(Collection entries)
#####

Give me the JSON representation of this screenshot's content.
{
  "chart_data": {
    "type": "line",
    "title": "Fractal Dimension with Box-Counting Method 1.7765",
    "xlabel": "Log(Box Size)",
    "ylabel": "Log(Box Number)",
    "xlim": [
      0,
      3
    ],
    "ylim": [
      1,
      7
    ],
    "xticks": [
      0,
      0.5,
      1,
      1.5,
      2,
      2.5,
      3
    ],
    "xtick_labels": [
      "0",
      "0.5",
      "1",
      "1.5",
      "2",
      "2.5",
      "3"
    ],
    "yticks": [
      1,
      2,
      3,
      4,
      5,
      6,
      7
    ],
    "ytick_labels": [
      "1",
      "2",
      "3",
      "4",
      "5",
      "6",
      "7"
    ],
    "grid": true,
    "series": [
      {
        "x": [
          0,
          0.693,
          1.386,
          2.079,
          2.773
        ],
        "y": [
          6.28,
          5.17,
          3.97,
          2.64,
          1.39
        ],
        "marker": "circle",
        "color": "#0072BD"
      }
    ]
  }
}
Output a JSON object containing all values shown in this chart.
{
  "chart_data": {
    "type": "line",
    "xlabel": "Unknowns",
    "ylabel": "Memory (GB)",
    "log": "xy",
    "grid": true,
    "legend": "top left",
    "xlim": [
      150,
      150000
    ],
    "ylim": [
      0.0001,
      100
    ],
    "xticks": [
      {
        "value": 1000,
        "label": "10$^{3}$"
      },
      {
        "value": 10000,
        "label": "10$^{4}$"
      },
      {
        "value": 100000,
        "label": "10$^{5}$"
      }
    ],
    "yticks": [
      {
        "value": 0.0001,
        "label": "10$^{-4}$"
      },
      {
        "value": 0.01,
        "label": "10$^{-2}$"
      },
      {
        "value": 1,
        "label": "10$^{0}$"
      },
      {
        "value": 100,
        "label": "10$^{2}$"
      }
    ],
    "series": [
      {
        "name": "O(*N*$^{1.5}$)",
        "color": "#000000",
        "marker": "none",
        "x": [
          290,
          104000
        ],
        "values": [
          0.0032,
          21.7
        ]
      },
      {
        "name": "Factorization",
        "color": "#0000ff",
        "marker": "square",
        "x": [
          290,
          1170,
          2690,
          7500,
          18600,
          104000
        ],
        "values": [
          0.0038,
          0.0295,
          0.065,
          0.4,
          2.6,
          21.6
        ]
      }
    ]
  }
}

#####

Output the listing above without altering a single character.

Give me the JSON representation of this screenshot's content.
{
  "chart_data": {
    "type": "line",
    "title": "Fractal Dimension with Box-Counting Method 1.7765",
    "xlabel": "Log(Box Size)",
    "ylabel": "Log(Box Number)",
    "xlim": [
      0,
      3
    ],
    "ylim": [
      1,
      7
    ],
    "xticks": [
      0,
      0.5,
      1,
      1.5,
      2,
      2.5,
      3
    ],
    "xtick_labels": [
      "0",
      "0.5",
      "1",
      "1.5",
      "2",
      "2.5",
      "3"
    ],
    "yticks": [
      1,
      2,
      3,
      4,
      5,
      6,
      7
    ],
    "ytick_labels": [
      "1",
      "2",
      "3",
      "4",
      "5",
      "6",
      "7"
    ],
    "grid": true,
    "series": [
      {
        "x": [
          0,
          0.693,
          1.386,
          2.079,
          2.773
        ],
        "y": [
          6.28,
          5.17,
          3.97,
          2.64,
          1.39
        ],
        "marker": "circle",
        "color": "#0072BD"
      }
    ]
  }
}
Output a JSON object containing all values shown in this chart.
{
  "chart_data": {
    "type": "line",
    "xlabel": "Unknowns",
    "ylabel": "Memory (GB)",
    "log": "xy",
    "grid": true,
    "legend": "top left",
    "xlim": [
      150,
      150000
    ],
    "ylim": [
      0.0001,
      100
    ],
    "xticks": [
      {
        "value": 1000,
        "label": "10$^{3}$"
      },
      {
        "value": 10000,
        "label": "10$^{4}$"
      },
      {
        "value": 100000,
        "label": "10$^{5}$"
      }
    ],
    "yticks": [
      {
        "value": 0.0001,
        "label": "10$^{-4}$"
      },
      {
        "value": 0.01,
        "label": "10$^{-2}$"
      },
      {
        "value": 1,
        "label": "10$^{0}$"
      },
      {
        "value": 100,
        "label": "10$^{2}$"
      }
    ],
    "series": [
      {
        "name": "O(*N*$^{1.5}$)",
        "color": "#000000",
        "marker": "none",
        "x": [
          290,
          104000
        ],
        "values": [
          0.0032,
          21.7
        ]
      },
      {
        "name": "Factorization",
        "color": "#0000ff",
        "marker": "square",
        "x": [
          290,
          1170,
          2690,
          7500,
          18600,
          104000
        ],
        "values": [
          0.0038,
          0.0295,
          0.065,
          0.4,
          2.6,
          21.6
        ]
      }
    ]
  }
}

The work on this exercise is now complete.